Stored entries:

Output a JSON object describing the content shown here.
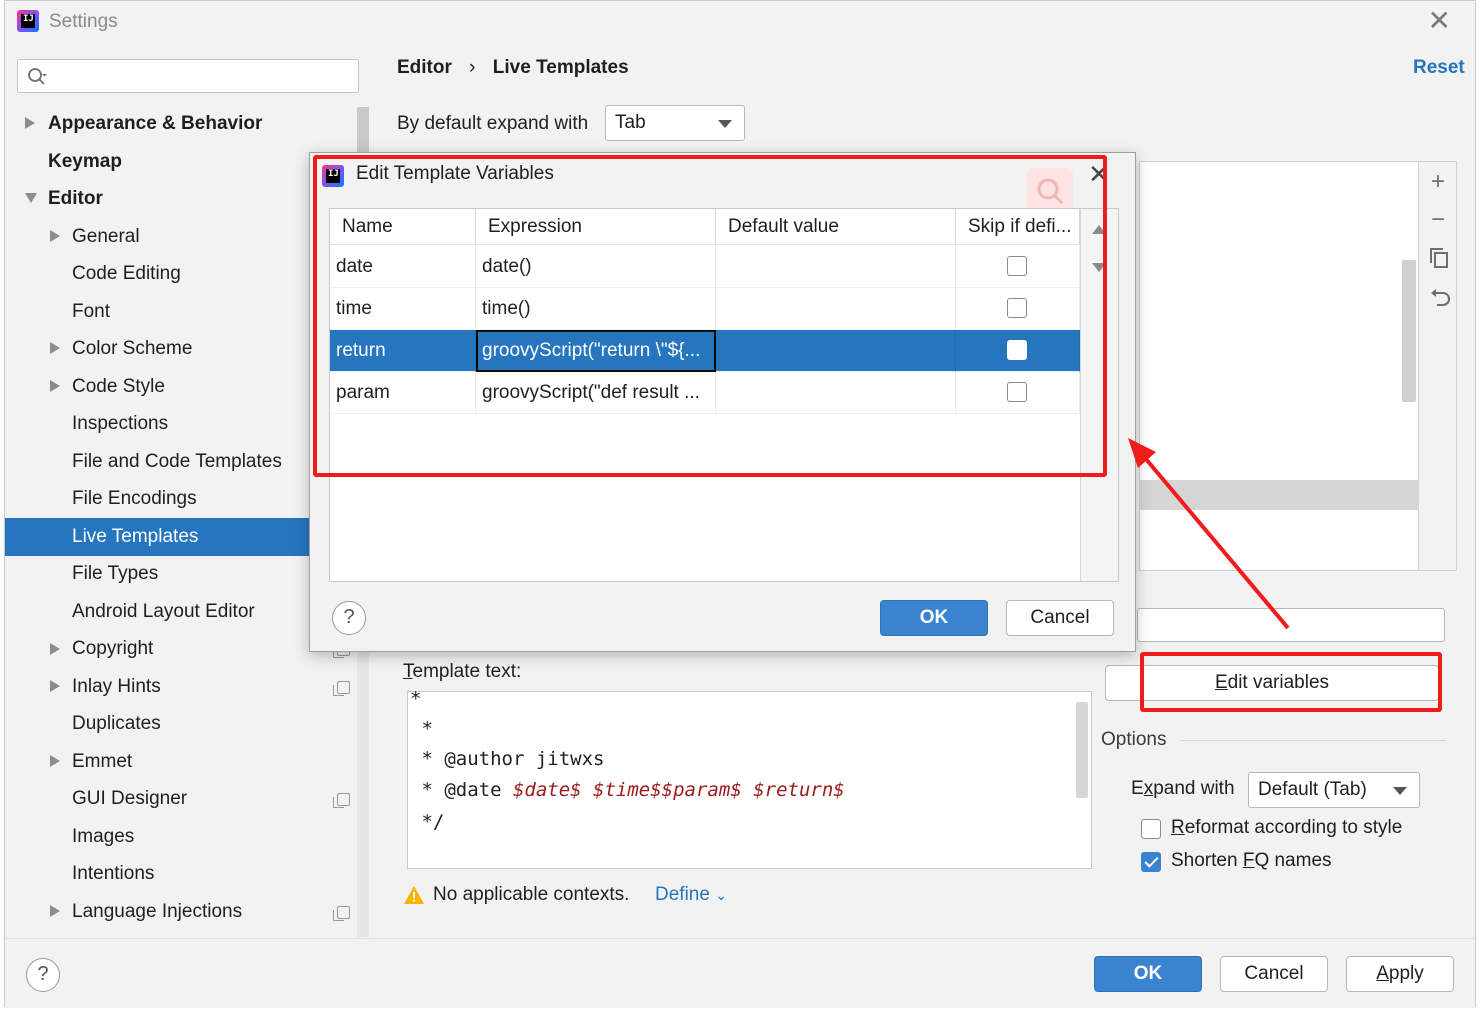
{
  "window": {
    "title": "Settings"
  },
  "search": {
    "placeholder": ""
  },
  "tree": {
    "appearance": "Appearance & Behavior",
    "keymap": "Keymap",
    "editor": "Editor",
    "general": "General",
    "code_editing": "Code Editing",
    "font": "Font",
    "color_scheme": "Color Scheme",
    "code_style": "Code Style",
    "inspections": "Inspections",
    "file_code_templates": "File and Code Templates",
    "file_encodings": "File Encodings",
    "live_templates": "Live Templates",
    "file_types": "File Types",
    "android_layout": "Android Layout Editor",
    "copyright": "Copyright",
    "inlay_hints": "Inlay Hints",
    "duplicates": "Duplicates",
    "emmet": "Emmet",
    "gui_designer": "GUI Designer",
    "images": "Images",
    "intentions": "Intentions",
    "language_injections": "Language Injections"
  },
  "breadcrumb": {
    "parent": "Editor",
    "sep": "›",
    "current": "Live Templates"
  },
  "reset_label": "Reset",
  "expand_default": {
    "label": "By default expand with",
    "value": "Tab"
  },
  "template_text": {
    "label_u": "T",
    "label_rest": "emplate text:",
    "line1": "*",
    "line2": " *",
    "line3": " * @author jitwxs",
    "line4_prefix": " * @date ",
    "var_date": "$date$",
    "var_time_param": "$time$$param$",
    "var_return": "$return$",
    "line5": " */"
  },
  "warning": {
    "text": "No applicable contexts.",
    "define": "Define"
  },
  "edit_variables": {
    "u": "E",
    "rest": "dit variables"
  },
  "options": {
    "title": "Options",
    "expand_with_u": "x",
    "expand_with_pre": "E",
    "expand_with_post": "pand with",
    "expand_with_value": "Default (Tab)",
    "reformat_u": "R",
    "reformat_rest": "eformat according to style",
    "reformat_checked": false,
    "shorten_pre": "Shorten ",
    "shorten_u": "F",
    "shorten_post": "Q names",
    "shorten_checked": true
  },
  "footer": {
    "ok": "OK",
    "cancel": "Cancel",
    "apply_u": "A",
    "apply_rest": "pply",
    "help": "?"
  },
  "dialog": {
    "title": "Edit Template Variables",
    "columns": [
      "Name",
      "Expression",
      "Default value",
      "Skip if defi..."
    ],
    "rows": [
      {
        "name": "date",
        "expression": "date()",
        "default": "",
        "skip": false
      },
      {
        "name": "time",
        "expression": "time()",
        "default": "",
        "skip": false
      },
      {
        "name": "return",
        "expression": "groovyScript(\"return \\\"${...",
        "default": "",
        "skip": false
      },
      {
        "name": "param",
        "expression": "groovyScript(\"def result ...",
        "default": "",
        "skip": false
      }
    ],
    "selected_row": "return",
    "ok": "OK",
    "cancel": "Cancel",
    "help": "?"
  },
  "colors": {
    "accent": "#2675bf",
    "annotation_red": "#f01c1c",
    "variable": "#9b1b1b"
  }
}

Task instructions – Find the lines above that include the string "Live" and copy them.

Expected output –
    "live_templates": "Live Templates",
    "current": "Live Templates"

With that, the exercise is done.